- [Work required]: Tally the lines that hold the word "LENS" and reply with that figure only.

- [Listing]:
◇ ◇ ◇ ◇ ◇
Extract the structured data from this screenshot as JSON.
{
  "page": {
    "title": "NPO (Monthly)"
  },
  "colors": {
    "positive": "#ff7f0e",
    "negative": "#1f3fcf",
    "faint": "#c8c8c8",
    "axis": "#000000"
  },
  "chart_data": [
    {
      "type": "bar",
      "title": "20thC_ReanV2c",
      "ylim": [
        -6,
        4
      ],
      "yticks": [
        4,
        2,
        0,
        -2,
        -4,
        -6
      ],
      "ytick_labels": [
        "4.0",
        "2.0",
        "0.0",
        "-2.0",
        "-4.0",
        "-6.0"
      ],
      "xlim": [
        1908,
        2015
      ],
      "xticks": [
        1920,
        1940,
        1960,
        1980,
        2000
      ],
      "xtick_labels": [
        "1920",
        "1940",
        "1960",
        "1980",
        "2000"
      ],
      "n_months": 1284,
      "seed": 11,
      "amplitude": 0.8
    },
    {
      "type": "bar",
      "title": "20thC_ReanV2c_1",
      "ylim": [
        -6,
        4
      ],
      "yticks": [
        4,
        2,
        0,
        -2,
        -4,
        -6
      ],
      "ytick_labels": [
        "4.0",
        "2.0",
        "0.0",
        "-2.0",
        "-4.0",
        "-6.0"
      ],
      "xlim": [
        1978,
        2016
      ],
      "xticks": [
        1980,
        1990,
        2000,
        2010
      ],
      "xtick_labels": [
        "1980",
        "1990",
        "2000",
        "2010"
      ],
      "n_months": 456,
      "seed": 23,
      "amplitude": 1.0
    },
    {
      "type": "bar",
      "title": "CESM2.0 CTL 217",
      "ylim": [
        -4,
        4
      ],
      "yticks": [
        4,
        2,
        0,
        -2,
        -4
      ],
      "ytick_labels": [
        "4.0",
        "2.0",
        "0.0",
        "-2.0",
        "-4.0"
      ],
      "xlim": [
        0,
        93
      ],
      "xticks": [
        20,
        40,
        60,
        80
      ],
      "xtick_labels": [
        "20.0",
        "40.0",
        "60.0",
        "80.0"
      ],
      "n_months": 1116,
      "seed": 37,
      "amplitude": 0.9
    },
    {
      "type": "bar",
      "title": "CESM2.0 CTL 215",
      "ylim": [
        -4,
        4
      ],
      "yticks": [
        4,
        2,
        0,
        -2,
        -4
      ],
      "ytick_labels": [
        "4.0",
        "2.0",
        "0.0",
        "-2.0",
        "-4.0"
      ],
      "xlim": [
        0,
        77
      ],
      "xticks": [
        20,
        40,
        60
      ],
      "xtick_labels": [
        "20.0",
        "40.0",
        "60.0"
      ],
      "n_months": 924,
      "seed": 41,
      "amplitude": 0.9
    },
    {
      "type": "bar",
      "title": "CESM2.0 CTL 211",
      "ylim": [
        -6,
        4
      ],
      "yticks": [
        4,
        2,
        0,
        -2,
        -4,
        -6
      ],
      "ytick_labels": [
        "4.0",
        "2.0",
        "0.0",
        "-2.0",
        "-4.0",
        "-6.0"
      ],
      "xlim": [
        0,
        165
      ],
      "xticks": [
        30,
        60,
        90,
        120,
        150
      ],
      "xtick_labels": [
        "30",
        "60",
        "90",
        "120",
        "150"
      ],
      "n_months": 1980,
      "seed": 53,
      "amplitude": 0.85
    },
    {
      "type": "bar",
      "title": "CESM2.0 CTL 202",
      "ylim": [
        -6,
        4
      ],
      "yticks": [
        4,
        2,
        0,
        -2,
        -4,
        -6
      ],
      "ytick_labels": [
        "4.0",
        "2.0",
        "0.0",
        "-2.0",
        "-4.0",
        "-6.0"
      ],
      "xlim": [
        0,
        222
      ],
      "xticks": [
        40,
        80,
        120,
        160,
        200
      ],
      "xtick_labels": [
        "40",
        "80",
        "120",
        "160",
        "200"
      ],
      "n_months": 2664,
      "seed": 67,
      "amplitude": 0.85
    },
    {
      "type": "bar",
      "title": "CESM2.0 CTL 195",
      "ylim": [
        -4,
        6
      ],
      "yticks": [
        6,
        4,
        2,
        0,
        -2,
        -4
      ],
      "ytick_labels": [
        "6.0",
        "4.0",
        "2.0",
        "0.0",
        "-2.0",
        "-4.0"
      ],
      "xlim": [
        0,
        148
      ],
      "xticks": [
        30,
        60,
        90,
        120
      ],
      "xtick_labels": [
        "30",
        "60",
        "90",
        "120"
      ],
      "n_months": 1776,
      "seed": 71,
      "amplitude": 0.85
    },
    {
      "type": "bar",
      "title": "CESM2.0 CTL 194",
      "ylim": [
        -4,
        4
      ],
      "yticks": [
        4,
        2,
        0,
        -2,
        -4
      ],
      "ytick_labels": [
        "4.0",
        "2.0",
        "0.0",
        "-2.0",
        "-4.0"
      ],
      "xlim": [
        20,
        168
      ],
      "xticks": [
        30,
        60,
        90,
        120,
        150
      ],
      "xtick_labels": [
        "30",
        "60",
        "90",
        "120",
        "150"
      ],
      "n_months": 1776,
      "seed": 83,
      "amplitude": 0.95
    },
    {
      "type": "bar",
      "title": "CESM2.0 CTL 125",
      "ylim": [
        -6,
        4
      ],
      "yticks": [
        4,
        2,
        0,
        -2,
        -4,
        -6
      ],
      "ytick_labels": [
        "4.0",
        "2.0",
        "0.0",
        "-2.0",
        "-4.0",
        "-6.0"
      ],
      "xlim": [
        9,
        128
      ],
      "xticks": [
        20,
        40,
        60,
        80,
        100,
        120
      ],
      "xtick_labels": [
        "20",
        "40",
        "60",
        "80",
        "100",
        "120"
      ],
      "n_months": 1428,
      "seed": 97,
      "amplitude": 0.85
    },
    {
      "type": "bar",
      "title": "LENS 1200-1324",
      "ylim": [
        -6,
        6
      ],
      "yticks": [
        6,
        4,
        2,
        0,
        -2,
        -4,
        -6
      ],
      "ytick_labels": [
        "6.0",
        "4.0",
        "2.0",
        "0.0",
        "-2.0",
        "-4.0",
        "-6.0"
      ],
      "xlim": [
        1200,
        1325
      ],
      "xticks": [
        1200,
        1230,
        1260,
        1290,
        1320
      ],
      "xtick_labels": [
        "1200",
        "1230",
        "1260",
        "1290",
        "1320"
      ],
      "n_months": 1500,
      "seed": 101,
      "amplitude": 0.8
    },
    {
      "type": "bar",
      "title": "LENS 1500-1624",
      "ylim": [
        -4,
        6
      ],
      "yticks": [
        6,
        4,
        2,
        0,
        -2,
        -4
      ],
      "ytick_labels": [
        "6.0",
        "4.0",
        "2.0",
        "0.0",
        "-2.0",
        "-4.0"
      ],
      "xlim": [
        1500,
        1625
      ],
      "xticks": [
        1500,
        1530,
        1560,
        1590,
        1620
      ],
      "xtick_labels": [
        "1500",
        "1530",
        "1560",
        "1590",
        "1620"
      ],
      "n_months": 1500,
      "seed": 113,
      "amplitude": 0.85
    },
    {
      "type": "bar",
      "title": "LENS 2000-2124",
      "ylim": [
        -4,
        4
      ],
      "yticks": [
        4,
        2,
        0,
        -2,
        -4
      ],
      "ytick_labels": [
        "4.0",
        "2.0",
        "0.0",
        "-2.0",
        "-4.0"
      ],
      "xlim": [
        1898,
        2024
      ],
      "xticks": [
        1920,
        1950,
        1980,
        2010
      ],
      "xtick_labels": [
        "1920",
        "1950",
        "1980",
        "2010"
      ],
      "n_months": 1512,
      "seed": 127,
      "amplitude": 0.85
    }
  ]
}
◇ ◇ ◇ ◇ ◇
- [Solution to this problem]: 3